● Input for this task:
>>
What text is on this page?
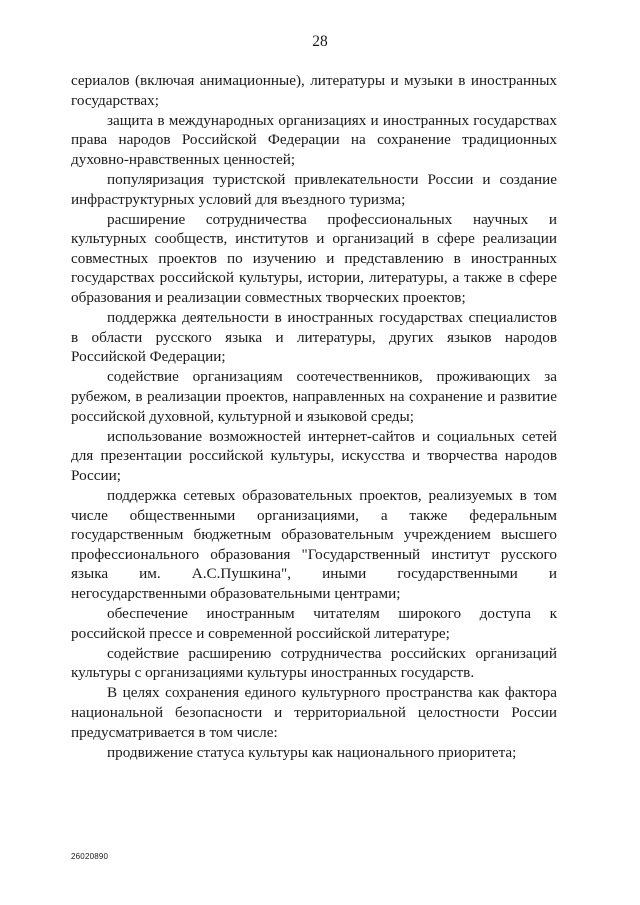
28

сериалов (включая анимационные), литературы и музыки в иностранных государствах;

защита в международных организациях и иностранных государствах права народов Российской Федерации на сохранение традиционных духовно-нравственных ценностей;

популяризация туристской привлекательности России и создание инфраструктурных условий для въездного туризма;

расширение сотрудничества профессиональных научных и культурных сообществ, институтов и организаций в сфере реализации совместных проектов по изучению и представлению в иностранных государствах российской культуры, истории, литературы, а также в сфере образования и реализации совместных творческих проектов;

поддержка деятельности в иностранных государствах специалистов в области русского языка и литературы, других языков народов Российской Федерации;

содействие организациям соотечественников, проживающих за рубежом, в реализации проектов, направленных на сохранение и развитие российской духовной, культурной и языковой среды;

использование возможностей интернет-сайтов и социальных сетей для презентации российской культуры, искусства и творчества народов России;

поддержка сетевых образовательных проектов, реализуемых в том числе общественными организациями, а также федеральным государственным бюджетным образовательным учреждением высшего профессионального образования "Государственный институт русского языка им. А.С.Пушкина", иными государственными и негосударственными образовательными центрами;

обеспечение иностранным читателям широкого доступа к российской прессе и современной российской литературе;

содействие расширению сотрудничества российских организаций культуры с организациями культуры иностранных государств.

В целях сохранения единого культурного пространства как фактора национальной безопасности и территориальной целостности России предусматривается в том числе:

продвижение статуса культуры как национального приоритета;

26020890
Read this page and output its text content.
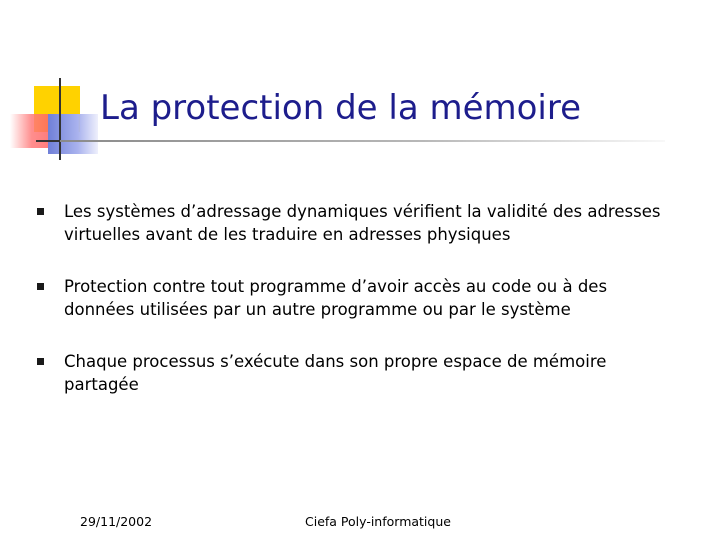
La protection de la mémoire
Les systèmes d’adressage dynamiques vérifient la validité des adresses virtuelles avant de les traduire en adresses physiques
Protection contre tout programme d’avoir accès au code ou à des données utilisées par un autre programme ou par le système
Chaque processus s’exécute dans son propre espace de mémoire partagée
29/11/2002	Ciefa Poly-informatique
<<
● Problem: In your copy, repeat each record exactly and include no pictures.

● Answer to the problem:
What text is on this page?
28

сериалов (включая анимационные), литературы и музыки в иностранных государствах;

защита в международных организациях и иностранных государствах права народов Российской Федерации на сохранение традиционных духовно-нравственных ценностей;

популяризация туристской привлекательности России и создание инфраструктурных условий для въездного туризма;

расширение сотрудничества профессиональных научных и культурных сообществ, институтов и организаций в сфере реализации совместных проектов по изучению и представлению в иностранных государствах российской культуры, истории, литературы, а также в сфере образования и реализации совместных творческих проектов;

поддержка деятельности в иностранных государствах специалистов в области русского языка и литературы, других языков народов Российской Федерации;

содействие организациям соотечественников, проживающих за рубежом, в реализации проектов, направленных на сохранение и развитие российской духовной, культурной и языковой среды;

использование возможностей интернет-сайтов и социальных сетей для презентации российской культуры, искусства и творчества народов России;

поддержка сетевых образовательных проектов, реализуемых в том числе общественными организациями, а также федеральным государственным бюджетным образовательным учреждением высшего профессионального образования "Государственный институт русского языка им. А.С.Пушкина", иными государственными и негосударственными образовательными центрами;

обеспечение иностранным читателям широкого доступа к российской прессе и современной российской литературе;

содействие расширению сотрудничества российских организаций культуры с организациями культуры иностранных государств.

В целях сохранения единого культурного пространства как фактора национальной безопасности и территориальной целостности России предусматривается в том числе:

продвижение статуса культуры как национального приоритета;

26020890
Read this page and output its text content.
La protection de la mémoire
Les systèmes d’adressage dynamiques vérifient la validité des adresses virtuelles avant de les traduire en adresses physiques
Protection contre tout programme d’avoir accès au code ou à des données utilisées par un autre programme ou par le système
Chaque processus s’exécute dans son propre espace de mémoire partagée
29/11/2002	Ciefa Poly-informatique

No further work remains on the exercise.